> **GIVEN DATA**:
>> begin
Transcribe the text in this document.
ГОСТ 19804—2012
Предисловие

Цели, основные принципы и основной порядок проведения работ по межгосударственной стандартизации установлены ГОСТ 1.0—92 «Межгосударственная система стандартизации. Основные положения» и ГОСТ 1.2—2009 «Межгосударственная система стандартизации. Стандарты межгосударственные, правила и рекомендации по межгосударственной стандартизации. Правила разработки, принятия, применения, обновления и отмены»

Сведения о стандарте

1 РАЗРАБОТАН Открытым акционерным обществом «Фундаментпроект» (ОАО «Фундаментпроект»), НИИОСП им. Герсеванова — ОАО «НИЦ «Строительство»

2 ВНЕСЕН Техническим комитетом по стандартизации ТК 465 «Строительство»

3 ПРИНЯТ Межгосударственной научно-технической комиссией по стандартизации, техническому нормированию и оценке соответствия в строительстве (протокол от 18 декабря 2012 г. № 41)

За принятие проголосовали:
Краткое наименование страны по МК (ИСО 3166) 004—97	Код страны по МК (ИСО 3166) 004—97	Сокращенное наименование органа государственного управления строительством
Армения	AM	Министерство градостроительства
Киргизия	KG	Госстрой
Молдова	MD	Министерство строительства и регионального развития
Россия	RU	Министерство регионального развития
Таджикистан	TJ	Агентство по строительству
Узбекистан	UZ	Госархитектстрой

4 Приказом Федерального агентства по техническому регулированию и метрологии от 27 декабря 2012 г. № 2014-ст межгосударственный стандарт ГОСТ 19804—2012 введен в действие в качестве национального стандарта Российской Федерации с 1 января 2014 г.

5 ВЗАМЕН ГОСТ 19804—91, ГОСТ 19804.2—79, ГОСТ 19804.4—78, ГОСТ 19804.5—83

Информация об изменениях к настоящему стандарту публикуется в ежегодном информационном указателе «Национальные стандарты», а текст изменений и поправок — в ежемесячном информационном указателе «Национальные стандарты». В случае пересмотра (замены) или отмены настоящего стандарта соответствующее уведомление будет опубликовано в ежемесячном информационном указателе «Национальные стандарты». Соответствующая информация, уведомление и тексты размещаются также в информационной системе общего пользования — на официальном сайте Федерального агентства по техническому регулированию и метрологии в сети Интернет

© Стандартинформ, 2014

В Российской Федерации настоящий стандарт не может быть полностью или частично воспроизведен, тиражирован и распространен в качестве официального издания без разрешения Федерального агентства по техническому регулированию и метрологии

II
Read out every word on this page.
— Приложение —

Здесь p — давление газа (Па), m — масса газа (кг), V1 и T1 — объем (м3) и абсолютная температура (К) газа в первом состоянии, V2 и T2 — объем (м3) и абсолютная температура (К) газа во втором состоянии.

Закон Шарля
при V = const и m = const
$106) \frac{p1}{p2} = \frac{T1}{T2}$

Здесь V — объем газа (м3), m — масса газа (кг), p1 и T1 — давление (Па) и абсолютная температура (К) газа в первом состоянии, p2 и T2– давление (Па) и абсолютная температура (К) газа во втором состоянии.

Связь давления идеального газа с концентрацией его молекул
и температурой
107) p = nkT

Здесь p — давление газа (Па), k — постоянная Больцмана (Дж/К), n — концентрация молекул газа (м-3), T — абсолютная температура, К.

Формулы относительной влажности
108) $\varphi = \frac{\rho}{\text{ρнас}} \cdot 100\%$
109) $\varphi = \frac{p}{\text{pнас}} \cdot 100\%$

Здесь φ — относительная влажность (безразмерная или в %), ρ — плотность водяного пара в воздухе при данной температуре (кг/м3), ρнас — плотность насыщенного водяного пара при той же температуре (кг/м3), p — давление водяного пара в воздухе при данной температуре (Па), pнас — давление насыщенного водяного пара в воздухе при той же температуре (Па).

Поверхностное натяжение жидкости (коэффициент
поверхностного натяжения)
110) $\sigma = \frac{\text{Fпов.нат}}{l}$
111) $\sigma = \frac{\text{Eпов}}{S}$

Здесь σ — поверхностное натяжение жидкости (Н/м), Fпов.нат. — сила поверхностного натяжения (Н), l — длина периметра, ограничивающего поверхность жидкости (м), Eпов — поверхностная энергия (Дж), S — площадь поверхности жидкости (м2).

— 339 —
>> end
Reproduce the records in full, exactly as written.

> **FINAL RESULT**:
Transcribe the text in this document.
ГОСТ 19804—2012
Предисловие

Цели, основные принципы и основной порядок проведения работ по межгосударственной стандартизации установлены ГОСТ 1.0—92 «Межгосударственная система стандартизации. Основные положения» и ГОСТ 1.2—2009 «Межгосударственная система стандартизации. Стандарты межгосударственные, правила и рекомендации по межгосударственной стандартизации. Правила разработки, принятия, применения, обновления и отмены»

Сведения о стандарте

1 РАЗРАБОТАН Открытым акционерным обществом «Фундаментпроект» (ОАО «Фундаментпроект»), НИИОСП им. Герсеванова — ОАО «НИЦ «Строительство»

2 ВНЕСЕН Техническим комитетом по стандартизации ТК 465 «Строительство»

3 ПРИНЯТ Межгосударственной научно-технической комиссией по стандартизации, техническому нормированию и оценке соответствия в строительстве (протокол от 18 декабря 2012 г. № 41)

За принятие проголосовали:
Краткое наименование страны по МК (ИСО 3166) 004—97	Код страны по МК (ИСО 3166) 004—97	Сокращенное наименование органа государственного управления строительством
Армения	AM	Министерство градостроительства
Киргизия	KG	Госстрой
Молдова	MD	Министерство строительства и регионального развития
Россия	RU	Министерство регионального развития
Таджикистан	TJ	Агентство по строительству
Узбекистан	UZ	Госархитектстрой

4 Приказом Федерального агентства по техническому регулированию и метрологии от 27 декабря 2012 г. № 2014-ст межгосударственный стандарт ГОСТ 19804—2012 введен в действие в качестве национального стандарта Российской Федерации с 1 января 2014 г.

5 ВЗАМЕН ГОСТ 19804—91, ГОСТ 19804.2—79, ГОСТ 19804.4—78, ГОСТ 19804.5—83

Информация об изменениях к настоящему стандарту публикуется в ежегодном информационном указателе «Национальные стандарты», а текст изменений и поправок — в ежемесячном информационном указателе «Национальные стандарты». В случае пересмотра (замены) или отмены настоящего стандарта соответствующее уведомление будет опубликовано в ежемесячном информационном указателе «Национальные стандарты». Соответствующая информация, уведомление и тексты размещаются также в информационной системе общего пользования — на официальном сайте Федерального агентства по техническому регулированию и метрологии в сети Интернет

© Стандартинформ, 2014

В Российской Федерации настоящий стандарт не может быть полностью или частично воспроизведен, тиражирован и распространен в качестве официального издания без разрешения Федерального агентства по техническому регулированию и метрологии

II
Read out every word on this page.
— Приложение —

Здесь p — давление газа (Па), m — масса газа (кг), V1 и T1 — объем (м3) и абсолютная температура (К) газа в первом состоянии, V2 и T2 — объем (м3) и абсолютная температура (К) газа во втором состоянии.

Закон Шарля
при V = const и m = const
$106) \frac{p1}{p2} = \frac{T1}{T2}$

Здесь V — объем газа (м3), m — масса газа (кг), p1 и T1 — давление (Па) и абсолютная температура (К) газа в первом состоянии, p2 и T2– давление (Па) и абсолютная температура (К) газа во втором состоянии.

Связь давления идеального газа с концентрацией его молекул
и температурой
107) p = nkT

Здесь p — давление газа (Па), k — постоянная Больцмана (Дж/К), n — концентрация молекул газа (м-3), T — абсолютная температура, К.

Формулы относительной влажности
108) $\varphi = \frac{\rho}{\text{ρнас}} \cdot 100\%$
109) $\varphi = \frac{p}{\text{pнас}} \cdot 100\%$

Здесь φ — относительная влажность (безразмерная или в %), ρ — плотность водяного пара в воздухе при данной температуре (кг/м3), ρнас — плотность насыщенного водяного пара при той же температуре (кг/м3), p — давление водяного пара в воздухе при данной температуре (Па), pнас — давление насыщенного водяного пара в воздухе при той же температуре (Па).

Поверхностное натяжение жидкости (коэффициент
поверхностного натяжения)
110) $\sigma = \frac{\text{Fпов.нат}}{l}$
111) $\sigma = \frac{\text{Eпов}}{S}$

Здесь σ — поверхностное натяжение жидкости (Н/м), Fпов.нат. — сила поверхностного натяжения (Н), l — длина периметра, ограничивающего поверхность жидкости (м), Eпов — поверхностная энергия (Дж), S — площадь поверхности жидкости (м2).

— 339 —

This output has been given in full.